◆ **REQUEST**
In the listing below, locate the lines that hold "Гагарина" and copy them.

◆ **PROVIDED RECORDS**

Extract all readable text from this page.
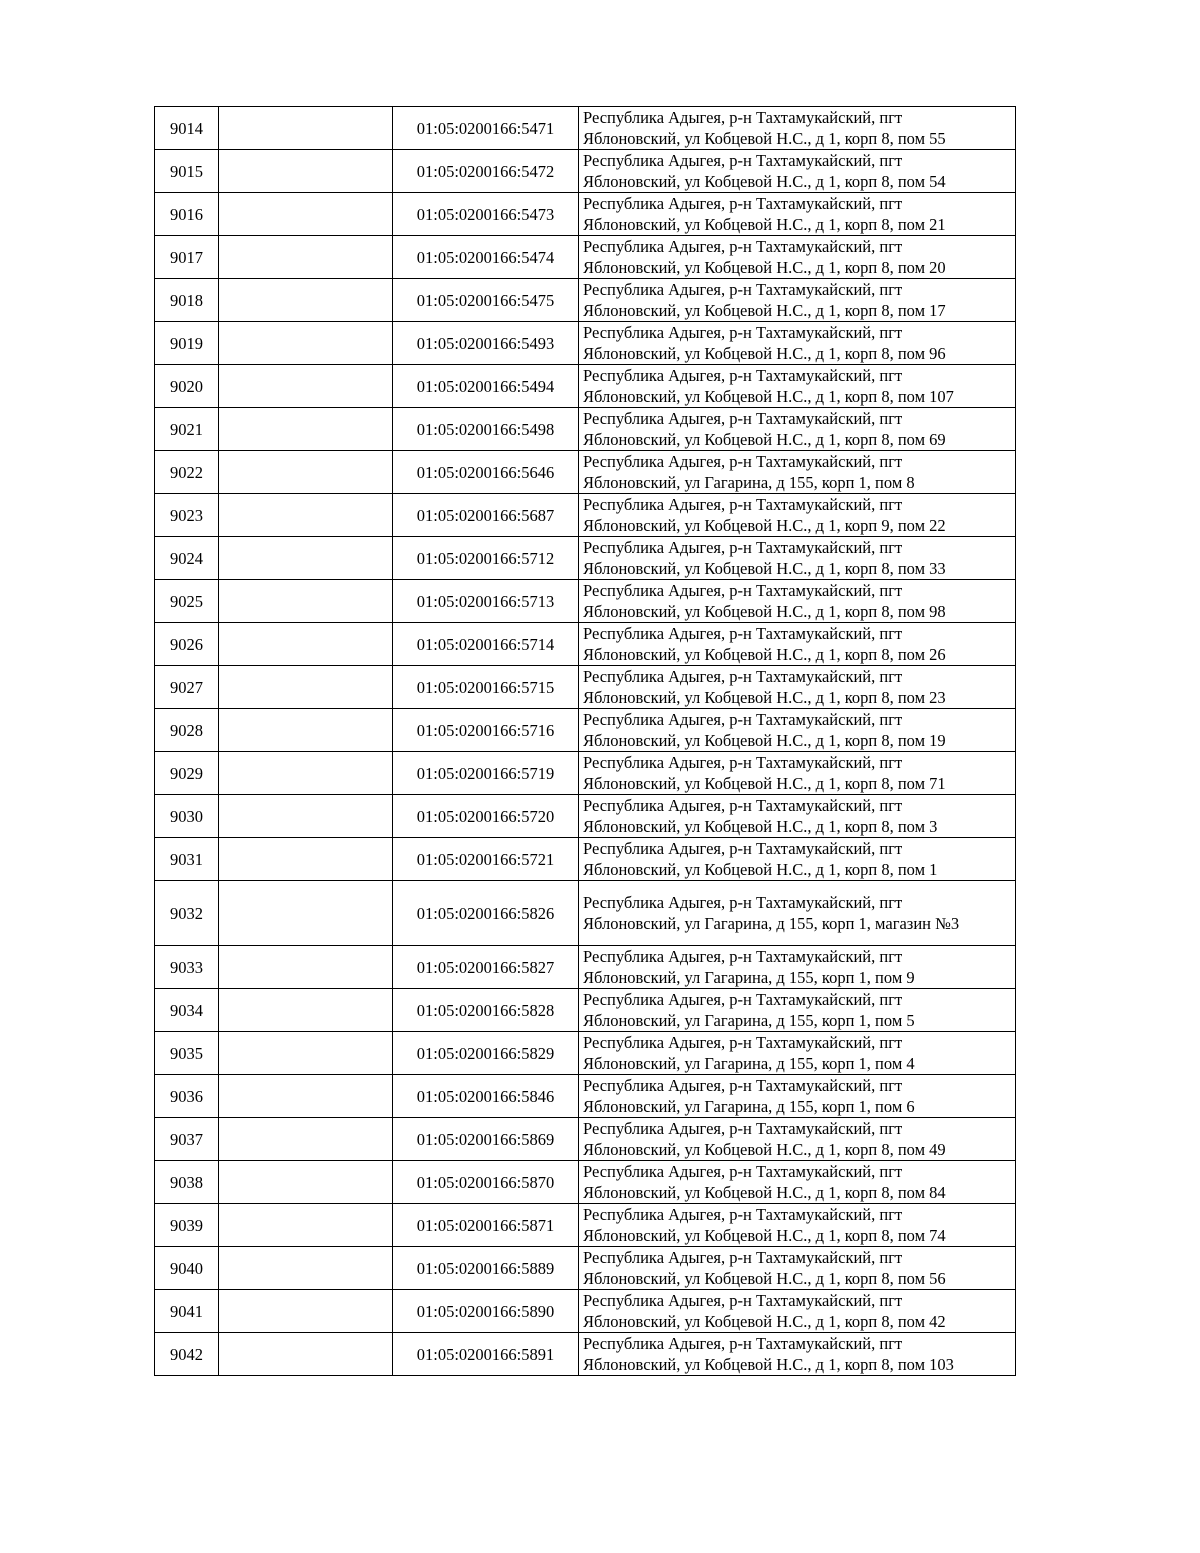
9014		01:05:0200166:5471	Республика Адыгея, р-н Тахтамукайский, пгт
Яблоновский, ул Кобцевой Н.С., д 1, корп 8, пом 55

9015		01:05:0200166:5472	Республика Адыгея, р-н Тахтамукайский, пгт
Яблоновский, ул Кобцевой Н.С., д 1, корп 8, пом 54

9016		01:05:0200166:5473	Республика Адыгея, р-н Тахтамукайский, пгт
Яблоновский, ул Кобцевой Н.С., д 1, корп 8, пом 21

9017		01:05:0200166:5474	Республика Адыгея, р-н Тахтамукайский, пгт
Яблоновский, ул Кобцевой Н.С., д 1, корп 8, пом 20

9018		01:05:0200166:5475	Республика Адыгея, р-н Тахтамукайский, пгт
Яблоновский, ул Кобцевой Н.С., д 1, корп 8, пом 17

9019		01:05:0200166:5493	Республика Адыгея, р-н Тахтамукайский, пгт
Яблоновский, ул Кобцевой Н.С., д 1, корп 8, пом 96

9020		01:05:0200166:5494	Республика Адыгея, р-н Тахтамукайский, пгт
Яблоновский, ул Кобцевой Н.С., д 1, корп 8, пом 107

9021		01:05:0200166:5498	Республика Адыгея, р-н Тахтамукайский, пгт
Яблоновский, ул Кобцевой Н.С., д 1, корп 8, пом 69

9022		01:05:0200166:5646	Республика Адыгея, р-н Тахтамукайский, пгт
Яблоновский, ул Гагарина, д 155, корп 1, пом 8

9023		01:05:0200166:5687	Республика Адыгея, р-н Тахтамукайский, пгт
Яблоновский, ул Кобцевой Н.С., д 1, корп 9, пом 22

9024		01:05:0200166:5712	Республика Адыгея, р-н Тахтамукайский, пгт
Яблоновский, ул Кобцевой Н.С., д 1, корп 8, пом 33

9025		01:05:0200166:5713	Республика Адыгея, р-н Тахтамукайский, пгт
Яблоновский, ул Кобцевой Н.С., д 1, корп 8, пом 98

9026		01:05:0200166:5714	Республика Адыгея, р-н Тахтамукайский, пгт
Яблоновский, ул Кобцевой Н.С., д 1, корп 8, пом 26

9027		01:05:0200166:5715	Республика Адыгея, р-н Тахтамукайский, пгт
Яблоновский, ул Кобцевой Н.С., д 1, корп 8, пом 23

9028		01:05:0200166:5716	Республика Адыгея, р-н Тахтамукайский, пгт
Яблоновский, ул Кобцевой Н.С., д 1, корп 8, пом 19

9029		01:05:0200166:5719	Республика Адыгея, р-н Тахтамукайский, пгт
Яблоновский, ул Кобцевой Н.С., д 1, корп 8, пом 71

9030		01:05:0200166:5720	Республика Адыгея, р-н Тахтамукайский, пгт
Яблоновский, ул Кобцевой Н.С., д 1, корп 8, пом 3

9031		01:05:0200166:5721	Республика Адыгея, р-н Тахтамукайский, пгт
Яблоновский, ул Кобцевой Н.С., д 1, корп 8, пом 1

9032		01:05:0200166:5826	Республика Адыгея, р-н Тахтамукайский, пгт
Яблоновский, ул Гагарина, д 155, корп 1, магазин №3

9033		01:05:0200166:5827	Республика Адыгея, р-н Тахтамукайский, пгт
Яблоновский, ул Гагарина, д 155, корп 1, пом 9

9034		01:05:0200166:5828	Республика Адыгея, р-н Тахтамукайский, пгт
Яблоновский, ул Гагарина, д 155, корп 1, пом 5

9035		01:05:0200166:5829	Республика Адыгея, р-н Тахтамукайский, пгт
Яблоновский, ул Гагарина, д 155, корп 1, пом 4

9036		01:05:0200166:5846	Республика Адыгея, р-н Тахтамукайский, пгт
Яблоновский, ул Гагарина, д 155, корп 1, пом 6

9037		01:05:0200166:5869	Республика Адыгея, р-н Тахтамукайский, пгт
Яблоновский, ул Кобцевой Н.С., д 1, корп 8, пом 49

9038		01:05:0200166:5870	Республика Адыгея, р-н Тахтамукайский, пгт
Яблоновский, ул Кобцевой Н.С., д 1, корп 8, пом 84

9039		01:05:0200166:5871	Республика Адыгея, р-н Тахтамукайский, пгт
Яблоновский, ул Кобцевой Н.С., д 1, корп 8, пом 74

9040		01:05:0200166:5889	Республика Адыгея, р-н Тахтамукайский, пгт
Яблоновский, ул Кобцевой Н.С., д 1, корп 8, пом 56

9041		01:05:0200166:5890	Республика Адыгея, р-н Тахтамукайский, пгт
Яблоновский, ул Кобцевой Н.С., д 1, корп 8, пом 42

9042		01:05:0200166:5891	Республика Адыгея, р-н Тахтамукайский, пгт
Яблоновский, ул Кобцевой Н.С., д 1, корп 8, пом 103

◆ **WRITTEN REPLY**
Яблоновский, ул Гагарина, д 155, корп 1, пом 8
Яблоновский, ул Гагарина, д 155, корп 1, магазин №3
Яблоновский, ул Гагарина, д 155, корп 1, пом 9
Яблоновский, ул Гагарина, д 155, корп 1, пом 5
Яблоновский, ул Гагарина, д 155, корп 1, пом 4
Яблоновский, ул Гагарина, д 155, корп 1, пом 6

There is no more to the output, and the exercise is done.